- SET PROBLEM: Look through the data and write out every line with the word "あいぱーく今立" in it.

- EXCERPTED RECORDS:
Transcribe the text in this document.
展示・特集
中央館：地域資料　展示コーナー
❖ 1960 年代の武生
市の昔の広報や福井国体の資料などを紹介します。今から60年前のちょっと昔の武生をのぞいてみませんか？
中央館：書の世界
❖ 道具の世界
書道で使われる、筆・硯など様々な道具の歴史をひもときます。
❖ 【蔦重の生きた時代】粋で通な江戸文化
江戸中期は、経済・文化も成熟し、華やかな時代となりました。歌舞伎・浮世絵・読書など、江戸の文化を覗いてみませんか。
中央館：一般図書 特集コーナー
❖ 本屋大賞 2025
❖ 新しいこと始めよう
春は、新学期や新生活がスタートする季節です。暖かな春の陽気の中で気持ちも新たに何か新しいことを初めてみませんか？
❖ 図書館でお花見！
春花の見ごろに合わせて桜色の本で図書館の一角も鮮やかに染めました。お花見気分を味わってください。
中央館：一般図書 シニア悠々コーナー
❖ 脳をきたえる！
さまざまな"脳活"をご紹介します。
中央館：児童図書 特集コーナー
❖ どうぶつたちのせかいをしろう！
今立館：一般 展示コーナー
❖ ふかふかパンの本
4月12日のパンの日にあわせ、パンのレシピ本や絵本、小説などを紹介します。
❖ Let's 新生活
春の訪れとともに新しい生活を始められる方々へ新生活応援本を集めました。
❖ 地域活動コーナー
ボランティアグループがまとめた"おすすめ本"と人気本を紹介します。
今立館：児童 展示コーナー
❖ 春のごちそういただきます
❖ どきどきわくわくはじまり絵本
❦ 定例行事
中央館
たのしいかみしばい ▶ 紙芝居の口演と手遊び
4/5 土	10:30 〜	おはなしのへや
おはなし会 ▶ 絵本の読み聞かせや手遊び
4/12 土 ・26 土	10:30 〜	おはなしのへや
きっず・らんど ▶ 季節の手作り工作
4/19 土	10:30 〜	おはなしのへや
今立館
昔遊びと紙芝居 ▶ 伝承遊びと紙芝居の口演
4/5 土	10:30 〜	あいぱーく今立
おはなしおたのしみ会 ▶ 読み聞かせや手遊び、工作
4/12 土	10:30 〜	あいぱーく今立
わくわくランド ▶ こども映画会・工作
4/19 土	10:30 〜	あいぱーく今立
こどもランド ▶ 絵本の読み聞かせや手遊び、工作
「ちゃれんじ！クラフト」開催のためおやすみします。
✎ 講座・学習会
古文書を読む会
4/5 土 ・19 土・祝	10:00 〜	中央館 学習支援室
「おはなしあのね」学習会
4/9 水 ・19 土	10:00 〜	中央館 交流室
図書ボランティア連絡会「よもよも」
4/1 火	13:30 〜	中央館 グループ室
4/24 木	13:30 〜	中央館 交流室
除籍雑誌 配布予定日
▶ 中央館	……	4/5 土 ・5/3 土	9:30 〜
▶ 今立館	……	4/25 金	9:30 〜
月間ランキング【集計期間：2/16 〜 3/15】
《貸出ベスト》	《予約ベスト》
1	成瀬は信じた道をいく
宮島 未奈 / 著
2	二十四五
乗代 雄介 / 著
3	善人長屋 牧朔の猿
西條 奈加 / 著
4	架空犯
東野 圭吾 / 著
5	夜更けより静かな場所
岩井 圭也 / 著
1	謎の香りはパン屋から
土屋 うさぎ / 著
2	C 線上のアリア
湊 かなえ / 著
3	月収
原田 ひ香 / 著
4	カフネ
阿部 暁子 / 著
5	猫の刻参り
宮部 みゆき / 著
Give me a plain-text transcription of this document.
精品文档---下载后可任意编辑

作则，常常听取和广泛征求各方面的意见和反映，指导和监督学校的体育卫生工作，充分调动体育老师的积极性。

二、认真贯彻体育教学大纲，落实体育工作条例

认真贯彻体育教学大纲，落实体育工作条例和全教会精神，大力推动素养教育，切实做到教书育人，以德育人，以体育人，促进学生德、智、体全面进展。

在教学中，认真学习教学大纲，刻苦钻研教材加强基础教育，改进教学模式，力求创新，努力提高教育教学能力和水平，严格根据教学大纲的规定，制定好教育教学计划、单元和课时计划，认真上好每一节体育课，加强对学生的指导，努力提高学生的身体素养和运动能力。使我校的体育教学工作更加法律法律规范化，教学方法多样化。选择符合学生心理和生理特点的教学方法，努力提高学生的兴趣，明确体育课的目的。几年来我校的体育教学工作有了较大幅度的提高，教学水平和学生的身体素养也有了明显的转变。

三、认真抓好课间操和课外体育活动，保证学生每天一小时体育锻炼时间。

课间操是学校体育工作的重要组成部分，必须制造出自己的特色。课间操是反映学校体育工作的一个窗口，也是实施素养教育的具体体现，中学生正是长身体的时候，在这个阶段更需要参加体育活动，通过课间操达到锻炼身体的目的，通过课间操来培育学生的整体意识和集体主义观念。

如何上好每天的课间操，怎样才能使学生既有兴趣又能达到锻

- ANSWER TO THE PROBLEM:
4/5 土	10:30 〜	あいぱーく今立
4/12 土	10:30 〜	あいぱーく今立
4/19 土	10:30 〜	あいぱーく今立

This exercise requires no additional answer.